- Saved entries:
■ ■ ■ ■ ■

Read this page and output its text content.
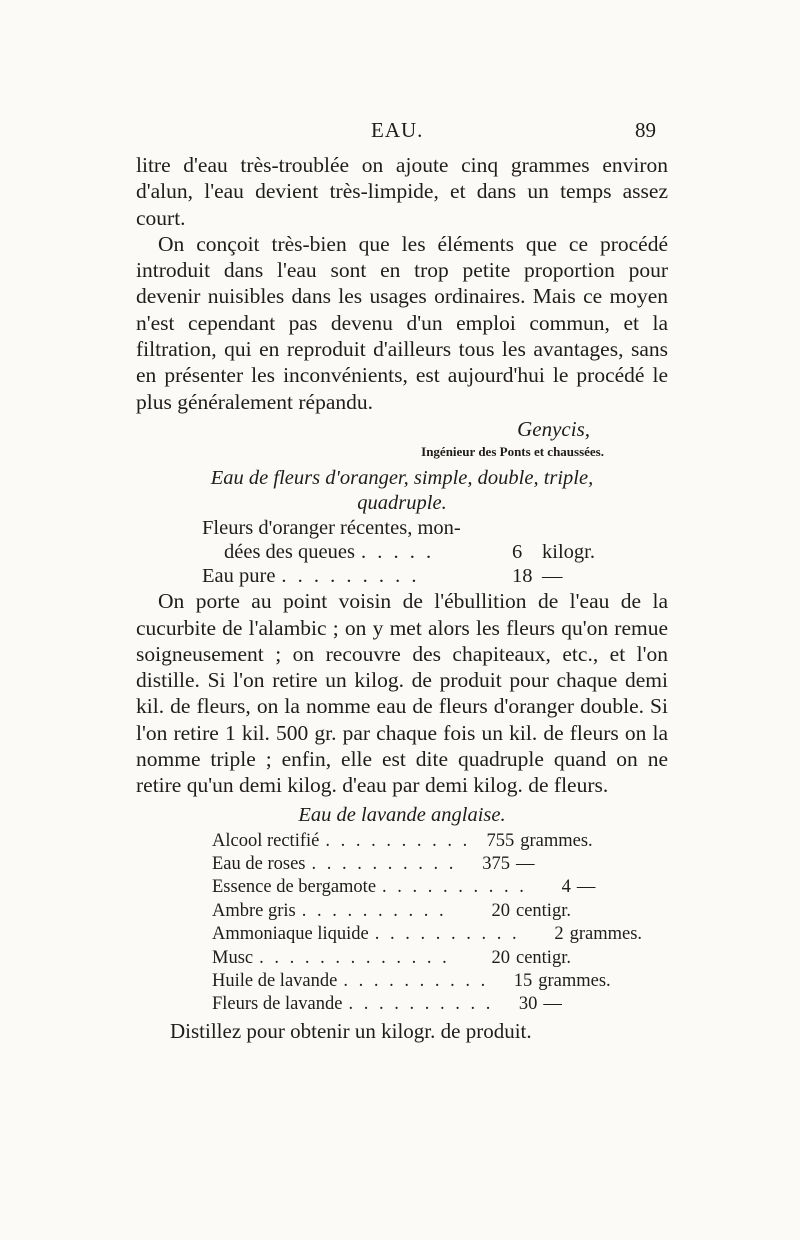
EAU.	89

litre d'eau très-troublée on ajoute cinq grammes environ d'alun, l'eau devient très-limpide, et dans un temps assez court.

On conçoit très-bien que les éléments que ce procédé introduit dans l'eau sont en trop petite proportion pour devenir nuisibles dans les usages ordinaires. Mais ce moyen n'est cependant pas devenu d'un emploi commun, et la filtration, qui en reproduit d'ailleurs tous les avantages, sans en présenter les inconvénients, est aujourd'hui le procédé le plus généralement répandu.

Genycis,
Ingénieur des Ponts et chaussées.
Eau de fleurs d'oranger, simple, double, triple,
quadruple.
Fleurs d'oranger récentes, mon-
dées des queues . . . . .	6 kilogr.
Eau pure . . . . . . . . .	18 —

On porte au point voisin de l'ébullition de l'eau de la cucurbite de l'alambic ; on y met alors les fleurs qu'on remue soigneusement ; on recouvre des chapiteaux, etc., et l'on distille. Si l'on retire un kilog. de produit pour chaque demi kil. de fleurs, on la nomme eau de fleurs d'oranger double. Si l'on retire 1 kil. 500 gr. par chaque fois un kil. de fleurs on la nomme triple ; enfin, elle est dite quadruple quand on ne retire qu'un demi kilog. d'eau par demi kilog. de fleurs.

Eau de lavande anglaise.
Alcool rectifié . . . . . . . . . . 755 grammes.
Eau de roses . . . . . . . . . .	375 —
Essence de bergamote . . . . . . . . . .	4 —
Ambre gris . . . . . . . . . .	20 centigr.
Ammoniaque liquide . . . . . . . . . .	2 grammes.
Musc . . . . . . . . . . . . .	20 centigr.
Huile de lavande . . . . . . . . . .	15 grammes.
Fleurs de lavande . . . . . . . . . .	30 —
Distillez pour obtenir un kilogr. de produit.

■ ■ ■ ■ ■

- Job: Report each line of the material above where the word "centigr" appears.

- Complete output:
Ambre gris . . . . . . . . . .	20 centigr.
Musc . . . . . . . . . . . . .	20 centigr.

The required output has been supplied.